• Short exercise
Print all of the data exactly.

Dataset items
= = = =

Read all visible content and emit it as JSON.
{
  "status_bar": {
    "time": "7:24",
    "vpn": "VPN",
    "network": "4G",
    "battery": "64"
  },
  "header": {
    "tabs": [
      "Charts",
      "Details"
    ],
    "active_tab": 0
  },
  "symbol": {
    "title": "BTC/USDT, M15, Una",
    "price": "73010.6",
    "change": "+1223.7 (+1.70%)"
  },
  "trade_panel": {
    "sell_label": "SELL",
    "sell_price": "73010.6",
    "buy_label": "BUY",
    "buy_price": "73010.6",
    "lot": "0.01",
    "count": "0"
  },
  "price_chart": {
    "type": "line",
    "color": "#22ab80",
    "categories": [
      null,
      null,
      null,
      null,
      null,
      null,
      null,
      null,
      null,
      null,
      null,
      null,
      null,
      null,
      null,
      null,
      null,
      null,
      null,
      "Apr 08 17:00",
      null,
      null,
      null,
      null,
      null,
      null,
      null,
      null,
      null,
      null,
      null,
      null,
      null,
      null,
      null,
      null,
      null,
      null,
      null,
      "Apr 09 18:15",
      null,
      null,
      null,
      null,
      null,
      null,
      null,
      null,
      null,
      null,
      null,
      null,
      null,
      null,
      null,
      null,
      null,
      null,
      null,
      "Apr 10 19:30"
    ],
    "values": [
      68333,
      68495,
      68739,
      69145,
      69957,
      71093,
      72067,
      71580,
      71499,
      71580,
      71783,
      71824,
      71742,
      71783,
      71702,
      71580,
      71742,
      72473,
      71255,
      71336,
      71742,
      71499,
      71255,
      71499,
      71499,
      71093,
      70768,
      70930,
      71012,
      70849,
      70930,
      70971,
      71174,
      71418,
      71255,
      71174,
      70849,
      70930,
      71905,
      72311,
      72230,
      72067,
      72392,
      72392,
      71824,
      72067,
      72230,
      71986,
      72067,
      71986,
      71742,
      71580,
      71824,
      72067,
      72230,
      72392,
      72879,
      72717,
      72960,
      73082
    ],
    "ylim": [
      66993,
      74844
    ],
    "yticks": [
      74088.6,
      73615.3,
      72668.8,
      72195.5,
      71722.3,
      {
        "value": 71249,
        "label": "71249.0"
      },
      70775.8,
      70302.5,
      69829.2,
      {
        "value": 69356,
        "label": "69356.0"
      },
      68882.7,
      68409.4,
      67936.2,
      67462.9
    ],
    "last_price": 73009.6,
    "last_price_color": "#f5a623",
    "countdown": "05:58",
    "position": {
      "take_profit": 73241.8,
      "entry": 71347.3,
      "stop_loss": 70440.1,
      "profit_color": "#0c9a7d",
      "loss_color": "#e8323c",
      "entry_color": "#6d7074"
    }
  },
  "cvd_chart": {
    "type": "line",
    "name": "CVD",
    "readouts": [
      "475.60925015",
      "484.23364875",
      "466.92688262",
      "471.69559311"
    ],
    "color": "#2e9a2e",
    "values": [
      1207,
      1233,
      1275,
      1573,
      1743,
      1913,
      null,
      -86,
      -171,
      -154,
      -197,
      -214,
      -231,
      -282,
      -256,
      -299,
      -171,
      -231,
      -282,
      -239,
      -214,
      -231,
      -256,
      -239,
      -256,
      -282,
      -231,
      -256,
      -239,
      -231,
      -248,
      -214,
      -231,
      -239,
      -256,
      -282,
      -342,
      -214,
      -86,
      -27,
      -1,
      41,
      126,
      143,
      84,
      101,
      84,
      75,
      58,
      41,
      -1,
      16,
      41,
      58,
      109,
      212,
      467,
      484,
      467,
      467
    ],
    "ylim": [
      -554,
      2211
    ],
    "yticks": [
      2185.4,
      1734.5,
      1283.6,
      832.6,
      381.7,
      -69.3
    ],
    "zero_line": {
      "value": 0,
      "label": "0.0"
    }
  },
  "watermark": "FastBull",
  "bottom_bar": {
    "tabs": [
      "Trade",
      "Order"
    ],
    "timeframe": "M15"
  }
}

= = = =

• Reply
Read all visible content and emit it as JSON.
{
  "status_bar": {
    "time": "7:24",
    "vpn": "VPN",
    "network": "4G",
    "battery": "64"
  },
  "header": {
    "tabs": [
      "Charts",
      "Details"
    ],
    "active_tab": 0
  },
  "symbol": {
    "title": "BTC/USDT, M15, Una",
    "price": "73010.6",
    "change": "+1223.7 (+1.70%)"
  },
  "trade_panel": {
    "sell_label": "SELL",
    "sell_price": "73010.6",
    "buy_label": "BUY",
    "buy_price": "73010.6",
    "lot": "0.01",
    "count": "0"
  },
  "price_chart": {
    "type": "line",
    "color": "#22ab80",
    "categories": [
      null,
      null,
      null,
      null,
      null,
      null,
      null,
      null,
      null,
      null,
      null,
      null,
      null,
      null,
      null,
      null,
      null,
      null,
      null,
      "Apr 08 17:00",
      null,
      null,
      null,
      null,
      null,
      null,
      null,
      null,
      null,
      null,
      null,
      null,
      null,
      null,
      null,
      null,
      null,
      null,
      null,
      "Apr 09 18:15",
      null,
      null,
      null,
      null,
      null,
      null,
      null,
      null,
      null,
      null,
      null,
      null,
      null,
      null,
      null,
      null,
      null,
      null,
      null,
      "Apr 10 19:30"
    ],
    "values": [
      68333,
      68495,
      68739,
      69145,
      69957,
      71093,
      72067,
      71580,
      71499,
      71580,
      71783,
      71824,
      71742,
      71783,
      71702,
      71580,
      71742,
      72473,
      71255,
      71336,
      71742,
      71499,
      71255,
      71499,
      71499,
      71093,
      70768,
      70930,
      71012,
      70849,
      70930,
      70971,
      71174,
      71418,
      71255,
      71174,
      70849,
      70930,
      71905,
      72311,
      72230,
      72067,
      72392,
      72392,
      71824,
      72067,
      72230,
      71986,
      72067,
      71986,
      71742,
      71580,
      71824,
      72067,
      72230,
      72392,
      72879,
      72717,
      72960,
      73082
    ],
    "ylim": [
      66993,
      74844
    ],
    "yticks": [
      74088.6,
      73615.3,
      72668.8,
      72195.5,
      71722.3,
      {
        "value": 71249,
        "label": "71249.0"
      },
      70775.8,
      70302.5,
      69829.2,
      {
        "value": 69356,
        "label": "69356.0"
      },
      68882.7,
      68409.4,
      67936.2,
      67462.9
    ],
    "last_price": 73009.6,
    "last_price_color": "#f5a623",
    "countdown": "05:58",
    "position": {
      "take_profit": 73241.8,
      "entry": 71347.3,
      "stop_loss": 70440.1,
      "profit_color": "#0c9a7d",
      "loss_color": "#e8323c",
      "entry_color": "#6d7074"
    }
  },
  "cvd_chart": {
    "type": "line",
    "name": "CVD",
    "readouts": [
      "475.60925015",
      "484.23364875",
      "466.92688262",
      "471.69559311"
    ],
    "color": "#2e9a2e",
    "values": [
      1207,
      1233,
      1275,
      1573,
      1743,
      1913,
      null,
      -86,
      -171,
      -154,
      -197,
      -214,
      -231,
      -282,
      -256,
      -299,
      -171,
      -231,
      -282,
      -239,
      -214,
      -231,
      -256,
      -239,
      -256,
      -282,
      -231,
      -256,
      -239,
      -231,
      -248,
      -214,
      -231,
      -239,
      -256,
      -282,
      -342,
      -214,
      -86,
      -27,
      -1,
      41,
      126,
      143,
      84,
      101,
      84,
      75,
      58,
      41,
      -1,
      16,
      41,
      58,
      109,
      212,
      467,
      484,
      467,
      467
    ],
    "ylim": [
      -554,
      2211
    ],
    "yticks": [
      2185.4,
      1734.5,
      1283.6,
      832.6,
      381.7,
      -69.3
    ],
    "zero_line": {
      "value": 0,
      "label": "0.0"
    }
  },
  "watermark": "FastBull",
  "bottom_bar": {
    "tabs": [
      "Trade",
      "Order"
    ],
    "timeframe": "M15"
  }
}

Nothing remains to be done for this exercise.